What to work on – Each line containing the word "houses" should be found and copied.

Data shown –
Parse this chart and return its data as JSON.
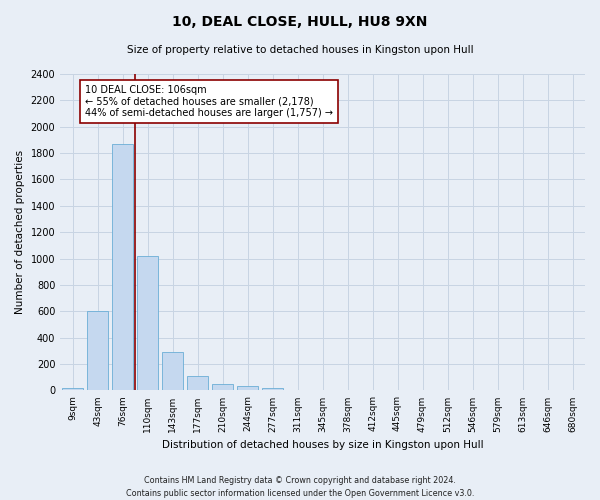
{
  "title": "10, DEAL CLOSE, HULL, HU8 9XN",
  "subtitle": "Size of property relative to detached houses in Kingston upon Hull",
  "xlabel": "Distribution of detached houses by size in Kingston upon Hull",
  "ylabel": "Number of detached properties",
  "footer_line1": "Contains HM Land Registry data © Crown copyright and database right 2024.",
  "footer_line2": "Contains public sector information licensed under the Open Government Licence v3.0.",
  "bar_labels": [
    "9sqm",
    "43sqm",
    "76sqm",
    "110sqm",
    "143sqm",
    "177sqm",
    "210sqm",
    "244sqm",
    "277sqm",
    "311sqm",
    "345sqm",
    "378sqm",
    "412sqm",
    "445sqm",
    "479sqm",
    "512sqm",
    "546sqm",
    "579sqm",
    "613sqm",
    "646sqm",
    "680sqm"
  ],
  "bar_values": [
    20,
    600,
    1870,
    1020,
    295,
    110,
    50,
    30,
    20,
    0,
    0,
    0,
    0,
    0,
    0,
    0,
    0,
    0,
    0,
    0,
    0
  ],
  "bar_color": "#c5d8ef",
  "bar_edge_color": "#6baed6",
  "grid_color": "#c8d4e3",
  "background_color": "#e8eef6",
  "vline_color": "#8b0000",
  "annotation_text": "10 DEAL CLOSE: 106sqm\n← 55% of detached houses are smaller (2,178)\n44% of semi-detached houses are larger (1,757) →",
  "annotation_box_color": "#ffffff",
  "annotation_box_edge": "#8b0000",
  "ylim": [
    0,
    2400
  ],
  "yticks": [
    0,
    200,
    400,
    600,
    800,
    1000,
    1200,
    1400,
    1600,
    1800,
    2000,
    2200,
    2400
  ]
}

Result –
  "subtitle": "Size of property relative to detached houses in Kingston upon Hull",
  "xlabel": "Distribution of detached houses by size in Kingston upon Hull",
  "annotation_text": "10 DEAL CLOSE: 106sqm\n← 55% of detached houses are smaller (2,178)\n44% of semi-detached houses are larger (1,757) →",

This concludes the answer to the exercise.